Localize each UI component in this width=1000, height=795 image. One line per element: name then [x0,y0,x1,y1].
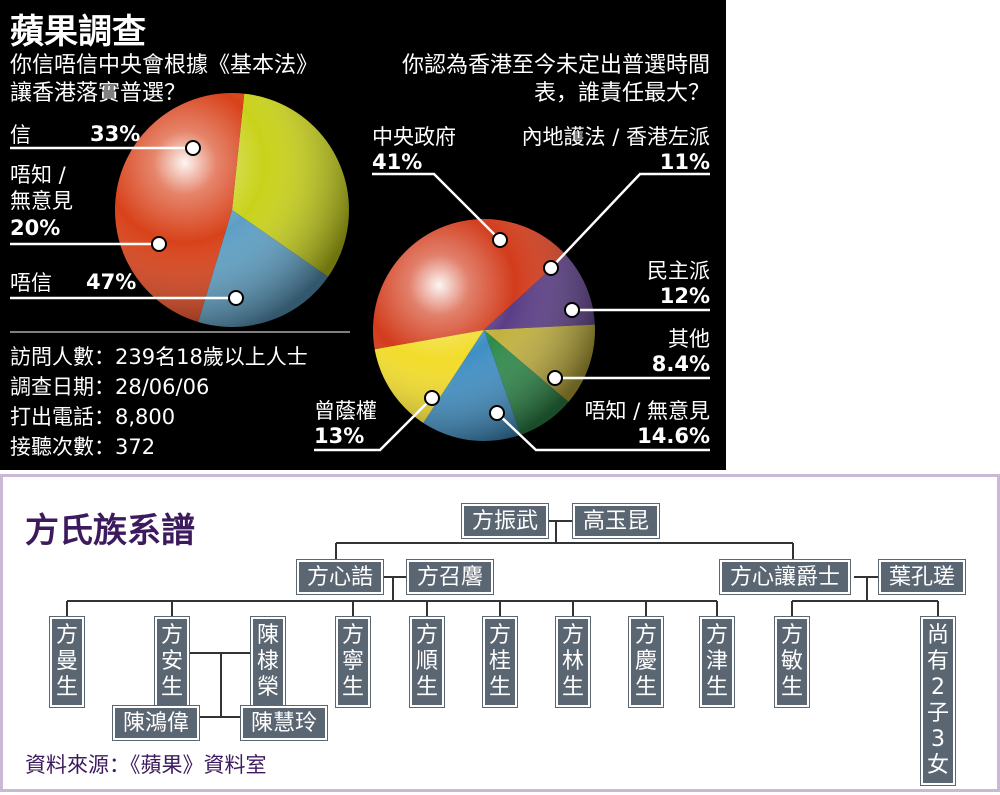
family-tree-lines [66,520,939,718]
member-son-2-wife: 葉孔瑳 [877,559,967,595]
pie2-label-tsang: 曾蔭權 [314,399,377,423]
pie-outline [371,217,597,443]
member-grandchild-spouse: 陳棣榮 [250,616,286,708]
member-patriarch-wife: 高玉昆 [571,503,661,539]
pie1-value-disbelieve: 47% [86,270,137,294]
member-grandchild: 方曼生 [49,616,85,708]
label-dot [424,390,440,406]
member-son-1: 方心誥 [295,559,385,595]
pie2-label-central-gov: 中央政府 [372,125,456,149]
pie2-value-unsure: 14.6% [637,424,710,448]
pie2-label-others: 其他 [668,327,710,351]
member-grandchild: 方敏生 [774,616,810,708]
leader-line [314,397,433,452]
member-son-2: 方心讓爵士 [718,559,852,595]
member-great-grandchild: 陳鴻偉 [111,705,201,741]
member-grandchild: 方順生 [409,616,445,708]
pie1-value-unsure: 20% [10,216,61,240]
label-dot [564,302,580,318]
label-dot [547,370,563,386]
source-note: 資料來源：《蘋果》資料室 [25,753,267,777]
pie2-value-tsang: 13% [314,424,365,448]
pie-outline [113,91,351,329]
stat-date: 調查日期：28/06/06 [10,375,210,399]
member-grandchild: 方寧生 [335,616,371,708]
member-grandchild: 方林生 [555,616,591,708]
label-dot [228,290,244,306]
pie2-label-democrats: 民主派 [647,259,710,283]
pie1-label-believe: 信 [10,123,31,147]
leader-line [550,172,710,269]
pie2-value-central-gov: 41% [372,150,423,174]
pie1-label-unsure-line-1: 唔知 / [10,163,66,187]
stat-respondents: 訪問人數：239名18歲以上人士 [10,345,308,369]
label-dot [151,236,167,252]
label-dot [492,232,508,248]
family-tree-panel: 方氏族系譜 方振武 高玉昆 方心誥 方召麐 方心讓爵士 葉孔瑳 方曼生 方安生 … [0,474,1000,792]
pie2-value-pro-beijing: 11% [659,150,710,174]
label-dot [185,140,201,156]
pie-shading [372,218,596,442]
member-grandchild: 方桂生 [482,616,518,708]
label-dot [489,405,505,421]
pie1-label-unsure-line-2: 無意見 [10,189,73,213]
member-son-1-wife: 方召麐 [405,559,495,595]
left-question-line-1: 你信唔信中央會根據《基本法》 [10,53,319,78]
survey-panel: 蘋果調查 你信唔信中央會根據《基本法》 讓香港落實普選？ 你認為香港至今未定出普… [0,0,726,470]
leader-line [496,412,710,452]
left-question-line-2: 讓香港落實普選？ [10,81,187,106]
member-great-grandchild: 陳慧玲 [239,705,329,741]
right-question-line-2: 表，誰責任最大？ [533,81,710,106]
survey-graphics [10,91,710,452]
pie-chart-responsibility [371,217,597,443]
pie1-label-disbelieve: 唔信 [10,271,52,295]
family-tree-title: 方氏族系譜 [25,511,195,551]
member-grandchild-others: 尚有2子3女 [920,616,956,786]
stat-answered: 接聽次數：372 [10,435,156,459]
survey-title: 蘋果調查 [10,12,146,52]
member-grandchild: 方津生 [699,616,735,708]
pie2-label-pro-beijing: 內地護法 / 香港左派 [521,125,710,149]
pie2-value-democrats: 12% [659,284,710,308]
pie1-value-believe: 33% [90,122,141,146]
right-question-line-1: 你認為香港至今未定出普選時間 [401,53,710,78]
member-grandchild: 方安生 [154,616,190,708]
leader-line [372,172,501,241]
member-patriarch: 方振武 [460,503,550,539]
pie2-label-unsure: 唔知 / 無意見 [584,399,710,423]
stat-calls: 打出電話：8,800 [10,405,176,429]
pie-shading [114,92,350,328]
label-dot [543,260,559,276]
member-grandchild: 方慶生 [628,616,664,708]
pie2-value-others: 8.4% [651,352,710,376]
----
What you are asked to do
Reproduce the lines above, swapping "UI component" for "interface element" wherever it occurs and changing nothing else. Leave the picture out of your copy.

Completed exercise
Localize each interface element in this width=1000, height=795 image. One line per element: name then [x0,y0,x1,y1].
family-tree-lines [66,520,939,718]
member-son-2-wife: 葉孔瑳 [877,559,967,595]
pie2-label-tsang: 曾蔭權 [314,399,377,423]
pie-outline [371,217,597,443]
member-grandchild-spouse: 陳棣榮 [250,616,286,708]
member-patriarch-wife: 高玉昆 [571,503,661,539]
pie1-value-disbelieve: 47% [86,270,137,294]
member-grandchild: 方曼生 [49,616,85,708]
label-dot [424,390,440,406]
member-son-1: 方心誥 [295,559,385,595]
pie2-label-central-gov: 中央政府 [372,125,456,149]
pie2-value-unsure: 14.6% [637,424,710,448]
pie2-label-others: 其他 [668,327,710,351]
member-grandchild: 方敏生 [774,616,810,708]
leader-line [314,397,433,452]
member-son-2: 方心讓爵士 [718,559,852,595]
member-great-grandchild: 陳鴻偉 [111,705,201,741]
member-grandchild: 方順生 [409,616,445,708]
pie1-value-unsure: 20% [10,216,61,240]
label-dot [564,302,580,318]
label-dot [547,370,563,386]
source-note: 資料來源：《蘋果》資料室 [25,753,267,777]
pie2-value-tsang: 13% [314,424,365,448]
pie-outline [113,91,351,329]
stat-date: 調查日期：28/06/06 [10,375,210,399]
member-grandchild: 方寧生 [335,616,371,708]
member-grandchild: 方林生 [555,616,591,708]
label-dot [228,290,244,306]
pie2-label-democrats: 民主派 [647,259,710,283]
pie1-label-believe: 信 [10,123,31,147]
leader-line [550,172,710,269]
pie2-value-central-gov: 41% [372,150,423,174]
pie1-label-unsure-line-1: 唔知 / [10,163,66,187]
stat-respondents: 訪問人數：239名18歲以上人士 [10,345,308,369]
label-dot [151,236,167,252]
label-dot [492,232,508,248]
family-tree-panel: 方氏族系譜 方振武 高玉昆 方心誥 方召麐 方心讓爵士 葉孔瑳 方曼生 方安生 … [0,474,1000,792]
pie2-value-pro-beijing: 11% [659,150,710,174]
label-dot [185,140,201,156]
pie-shading [372,218,596,442]
member-grandchild: 方桂生 [482,616,518,708]
label-dot [489,405,505,421]
pie1-label-unsure-line-2: 無意見 [10,189,73,213]
member-son-1-wife: 方召麐 [405,559,495,595]
left-question-line-1: 你信唔信中央會根據《基本法》 [10,53,319,78]
survey-panel: 蘋果調查 你信唔信中央會根據《基本法》 讓香港落實普選？ 你認為香港至今未定出普… [0,0,726,470]
leader-line [496,412,710,452]
left-question-line-2: 讓香港落實普選？ [10,81,187,106]
member-great-grandchild: 陳慧玲 [239,705,329,741]
right-question-line-2: 表，誰責任最大？ [533,81,710,106]
survey-graphics [10,91,710,452]
pie-chart-responsibility [371,217,597,443]
pie1-label-disbelieve: 唔信 [10,271,52,295]
family-tree-title: 方氏族系譜 [25,511,195,551]
member-grandchild-others: 尚有2子3女 [920,616,956,786]
stat-answered: 接聽次數：372 [10,435,156,459]
survey-title: 蘋果調查 [10,12,146,52]
member-grandchild: 方津生 [699,616,735,708]
pie2-label-pro-beijing: 內地護法 / 香港左派 [521,125,710,149]
pie2-value-democrats: 12% [659,284,710,308]
pie1-value-believe: 33% [90,122,141,146]
right-question-line-1: 你認為香港至今未定出普選時間 [401,53,710,78]
member-grandchild: 方安生 [154,616,190,708]
leader-line [372,172,501,241]
member-patriarch: 方振武 [460,503,550,539]
pie2-label-unsure: 唔知 / 無意見 [584,399,710,423]
stat-calls: 打出電話：8,800 [10,405,176,429]
pie-shading [114,92,350,328]
label-dot [543,260,559,276]
member-grandchild: 方慶生 [628,616,664,708]
pie2-value-others: 8.4% [651,352,710,376]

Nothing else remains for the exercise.